↓

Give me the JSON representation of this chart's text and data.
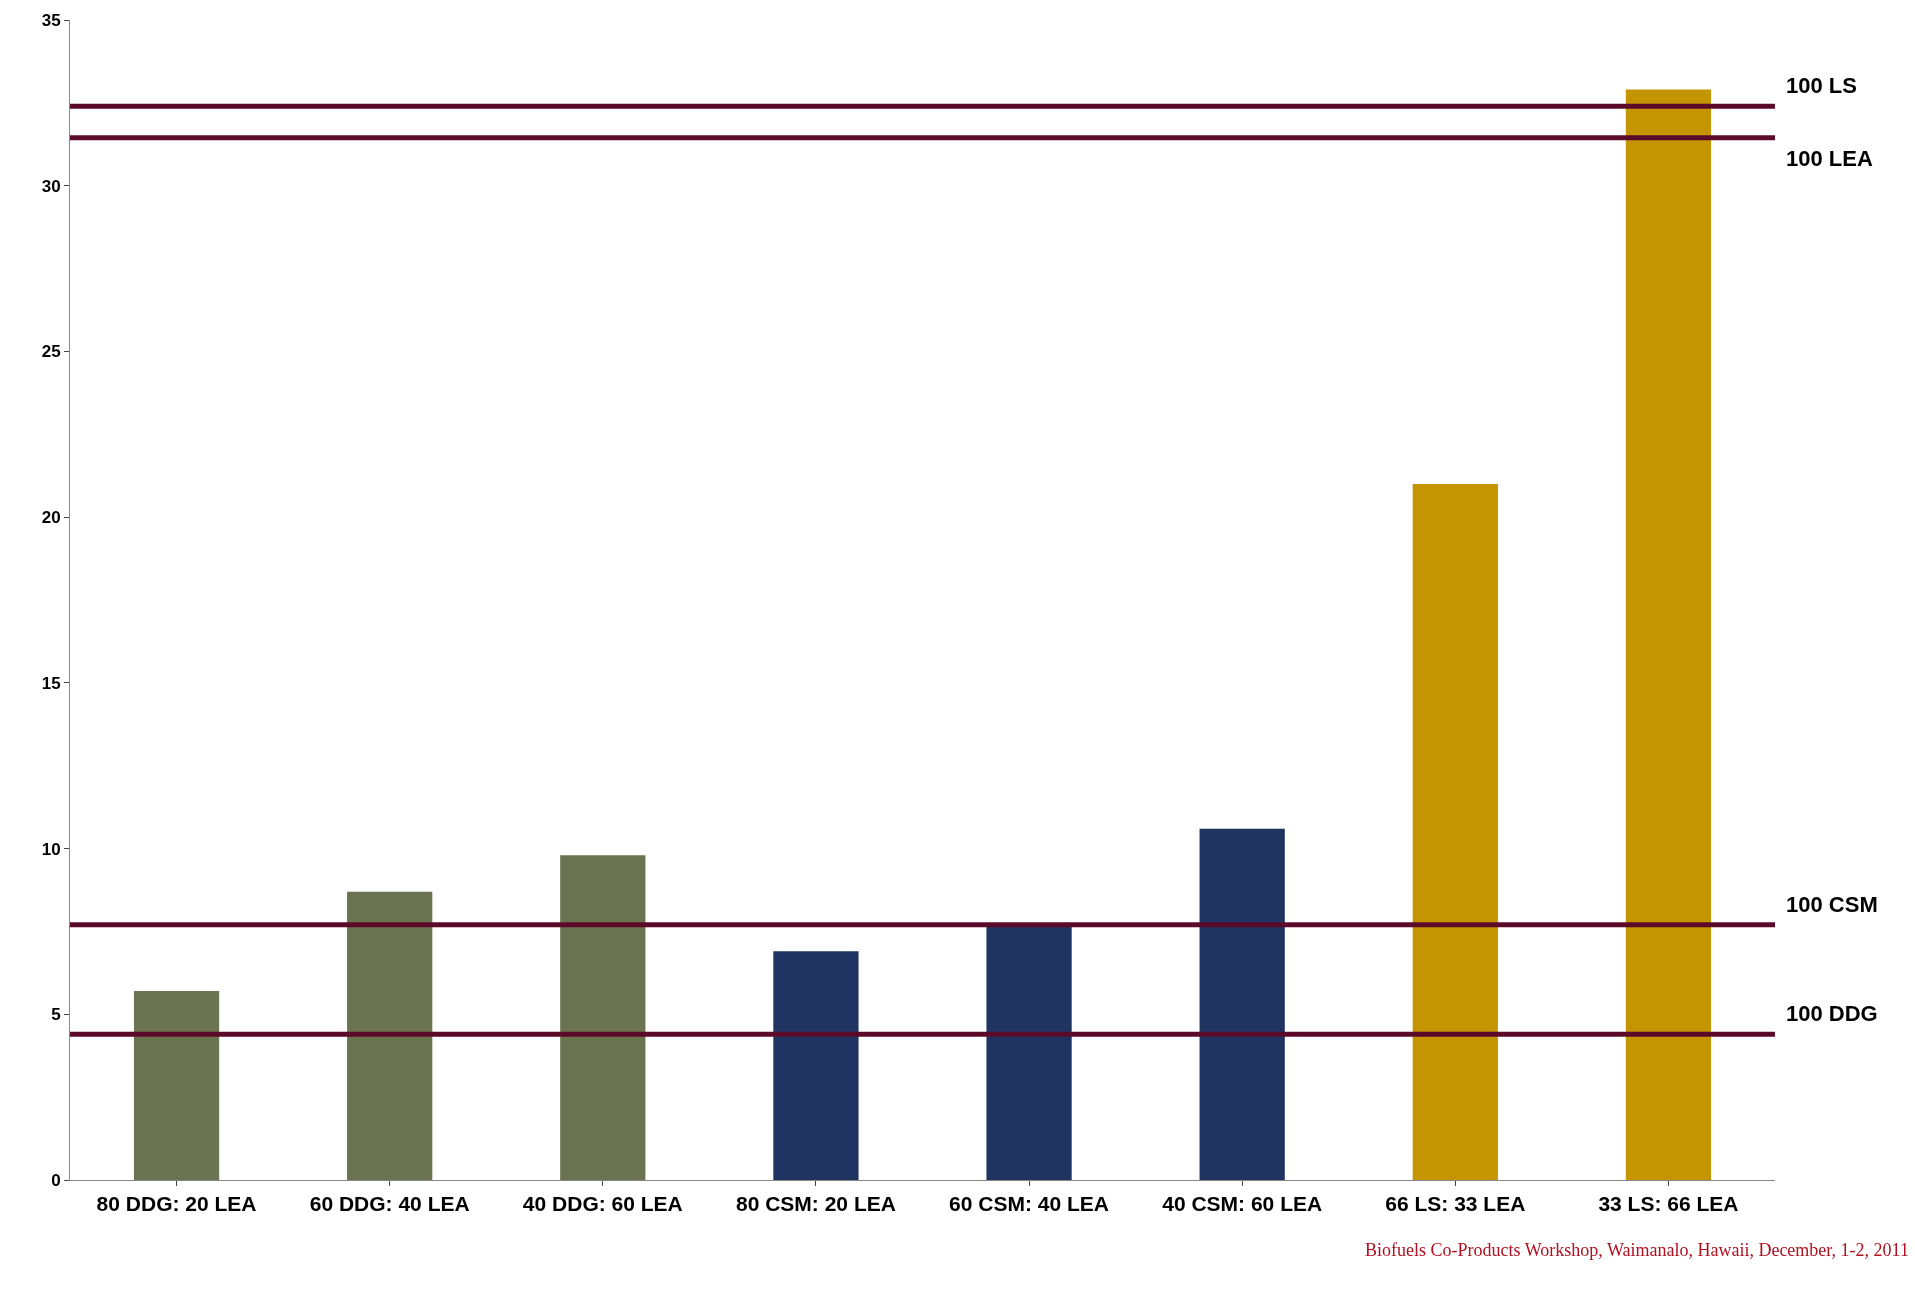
{
  "chart_data": {
    "type": "bar",
    "categories": [
      "80 DDG: 20 LEA",
      "60 DDG: 40 LEA",
      "40 DDG: 60 LEA",
      "80 CSM: 20 LEA",
      "60 CSM: 40 LEA",
      "40 CSM: 60 LEA",
      "66 LS: 33 LEA",
      "33 LS: 66 LEA"
    ],
    "values": [
      5.7,
      8.7,
      9.8,
      6.9,
      7.7,
      10.6,
      21.0,
      32.9
    ],
    "colors": [
      "#6b7450",
      "#6b7450",
      "#6b7450",
      "#1f3461",
      "#1f3461",
      "#1f3461",
      "#c49500",
      "#c49500"
    ],
    "ylim": [
      0,
      35
    ],
    "yticks": [
      0,
      5,
      10,
      15,
      20,
      25,
      30,
      35
    ],
    "ref_lines": [
      {
        "axis": "y",
        "value": 32.4,
        "label": "100 LS",
        "color": "#5c0a2a"
      },
      {
        "axis": "y",
        "value": 31.45,
        "label": "100 LEA",
        "color": "#5c0a2a"
      },
      {
        "axis": "y",
        "value": 7.7,
        "label": "100 CSM",
        "color": "#5c0a2a"
      },
      {
        "axis": "y",
        "value": 4.4,
        "label": "100 DDG",
        "color": "#5c0a2a"
      }
    ],
    "annotations": [
      "Biofuels Co-Products Workshop, Waimanalo, Hawaii, December, 1-2, 2011"
    ]
  }
}
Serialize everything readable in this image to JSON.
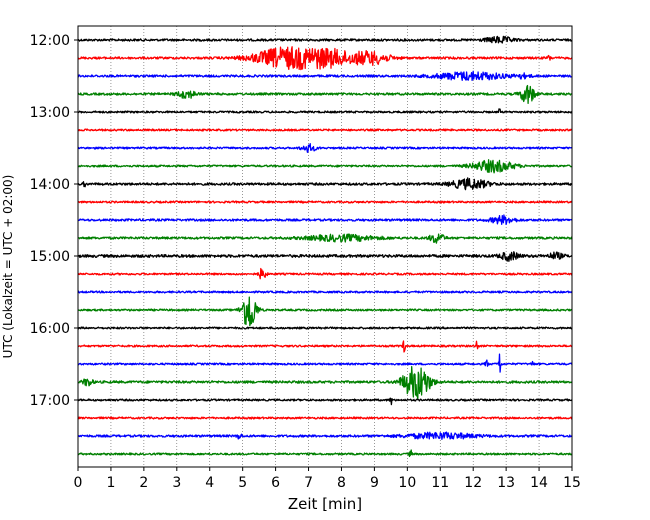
{
  "chart_data": {
    "type": "line",
    "title": "",
    "xlabel": "Zeit  [min]",
    "ylabel": "UTC (Lokalzeit = UTC + 02:00)",
    "xlim": [
      0,
      15
    ],
    "x_ticks": [
      0,
      1,
      2,
      3,
      4,
      5,
      6,
      7,
      8,
      9,
      10,
      11,
      12,
      13,
      14,
      15
    ],
    "x_tick_labels": [
      "0",
      "1",
      "2",
      "3",
      "4",
      "5",
      "6",
      "7",
      "8",
      "9",
      "10",
      "11",
      "12",
      "13",
      "14",
      "15"
    ],
    "grid": "vertical dotted",
    "y_tick_labels": [
      "12:00",
      "13:00",
      "14:00",
      "15:00",
      "16:00",
      "17:00"
    ],
    "y_tick_rows": [
      0,
      4,
      8,
      12,
      16,
      20
    ],
    "trace_minutes": 15,
    "colors": [
      "#000000",
      "#ff0000",
      "#0000ff",
      "#008000"
    ],
    "series": [
      {
        "name": "12:00",
        "color": "#000000",
        "baseline_amp": 1.2,
        "events": [
          {
            "t": 12.8,
            "amp": 3,
            "dur": 0.6
          }
        ]
      },
      {
        "name": "12:15",
        "color": "#ff0000",
        "baseline_amp": 1.2,
        "events": [
          {
            "t": 6.3,
            "amp": 10,
            "dur": 1.4
          },
          {
            "t": 7.6,
            "amp": 8,
            "dur": 1.2
          },
          {
            "t": 8.9,
            "amp": 6,
            "dur": 0.8
          },
          {
            "t": 14.3,
            "amp": 2,
            "dur": 0.1
          }
        ]
      },
      {
        "name": "12:30",
        "color": "#0000ff",
        "baseline_amp": 1.2,
        "events": [
          {
            "t": 11.9,
            "amp": 4,
            "dur": 1.5
          },
          {
            "t": 13.5,
            "amp": 2,
            "dur": 0.3
          }
        ]
      },
      {
        "name": "12:45",
        "color": "#008000",
        "baseline_amp": 1.2,
        "events": [
          {
            "t": 3.3,
            "amp": 4,
            "dur": 0.4
          },
          {
            "t": 13.65,
            "amp": 10,
            "dur": 0.3
          }
        ]
      },
      {
        "name": "13:00",
        "color": "#000000",
        "baseline_amp": 1.0,
        "events": [
          {
            "t": 12.8,
            "amp": 3,
            "dur": 0.05
          }
        ]
      },
      {
        "name": "13:15",
        "color": "#ff0000",
        "baseline_amp": 1.0,
        "events": []
      },
      {
        "name": "13:30",
        "color": "#0000ff",
        "baseline_amp": 1.0,
        "events": [
          {
            "t": 7.0,
            "amp": 4,
            "dur": 0.3
          }
        ]
      },
      {
        "name": "13:45",
        "color": "#008000",
        "baseline_amp": 1.0,
        "events": [
          {
            "t": 12.6,
            "amp": 6,
            "dur": 0.9
          }
        ]
      },
      {
        "name": "14:00",
        "color": "#000000",
        "baseline_amp": 1.3,
        "events": [
          {
            "t": 0.2,
            "amp": 3,
            "dur": 0.05
          },
          {
            "t": 11.9,
            "amp": 5,
            "dur": 0.8
          }
        ]
      },
      {
        "name": "14:15",
        "color": "#ff0000",
        "baseline_amp": 1.0,
        "events": []
      },
      {
        "name": "14:30",
        "color": "#0000ff",
        "baseline_amp": 1.2,
        "events": [
          {
            "t": 12.9,
            "amp": 4,
            "dur": 0.5
          }
        ]
      },
      {
        "name": "14:45",
        "color": "#008000",
        "baseline_amp": 1.2,
        "events": [
          {
            "t": 8.0,
            "amp": 3,
            "dur": 1.5
          },
          {
            "t": 10.9,
            "amp": 5,
            "dur": 0.3
          }
        ]
      },
      {
        "name": "15:00",
        "color": "#000000",
        "baseline_amp": 1.5,
        "events": [
          {
            "t": 13.1,
            "amp": 4,
            "dur": 0.4
          },
          {
            "t": 14.5,
            "amp": 3,
            "dur": 0.3
          }
        ]
      },
      {
        "name": "15:15",
        "color": "#ff0000",
        "baseline_amp": 1.0,
        "events": [
          {
            "t": 5.6,
            "amp": 6,
            "dur": 0.15
          }
        ]
      },
      {
        "name": "15:30",
        "color": "#0000ff",
        "baseline_amp": 1.0,
        "events": []
      },
      {
        "name": "15:45",
        "color": "#008000",
        "baseline_amp": 1.0,
        "events": [
          {
            "t": 5.2,
            "amp": 22,
            "dur": 0.3
          }
        ]
      },
      {
        "name": "16:00",
        "color": "#000000",
        "baseline_amp": 1.0,
        "events": []
      },
      {
        "name": "16:15",
        "color": "#ff0000",
        "baseline_amp": 1.0,
        "events": [
          {
            "t": 9.9,
            "amp": 7,
            "dur": 0.05
          },
          {
            "t": 12.1,
            "amp": 6,
            "dur": 0.05
          }
        ]
      },
      {
        "name": "16:30",
        "color": "#0000ff",
        "baseline_amp": 1.0,
        "events": [
          {
            "t": 12.8,
            "amp": 14,
            "dur": 0.05
          },
          {
            "t": 12.4,
            "amp": 6,
            "dur": 0.05
          },
          {
            "t": 13.8,
            "amp": 4,
            "dur": 0.05
          }
        ]
      },
      {
        "name": "16:45",
        "color": "#008000",
        "baseline_amp": 1.3,
        "events": [
          {
            "t": 0.3,
            "amp": 4,
            "dur": 0.2
          },
          {
            "t": 10.35,
            "amp": 16,
            "dur": 0.5
          },
          {
            "t": 10.0,
            "amp": 5,
            "dur": 0.4
          }
        ]
      },
      {
        "name": "17:00",
        "color": "#000000",
        "baseline_amp": 1.0,
        "events": [
          {
            "t": 9.5,
            "amp": 5,
            "dur": 0.05
          }
        ]
      },
      {
        "name": "17:15",
        "color": "#ff0000",
        "baseline_amp": 1.0,
        "events": []
      },
      {
        "name": "17:30",
        "color": "#0000ff",
        "baseline_amp": 1.2,
        "events": [
          {
            "t": 4.9,
            "amp": 3,
            "dur": 0.1
          },
          {
            "t": 11.0,
            "amp": 3,
            "dur": 1.5
          }
        ]
      },
      {
        "name": "17:45",
        "color": "#008000",
        "baseline_amp": 1.0,
        "events": [
          {
            "t": 10.1,
            "amp": 5,
            "dur": 0.05
          }
        ]
      }
    ]
  }
}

↑

▸ Task description
Identify the lines of the data that contain the word "JSON". Copy each of them.

▸ Full output
Give me the JSON representation of this chart's text and data.
Serialize everything readable in this image to JSON.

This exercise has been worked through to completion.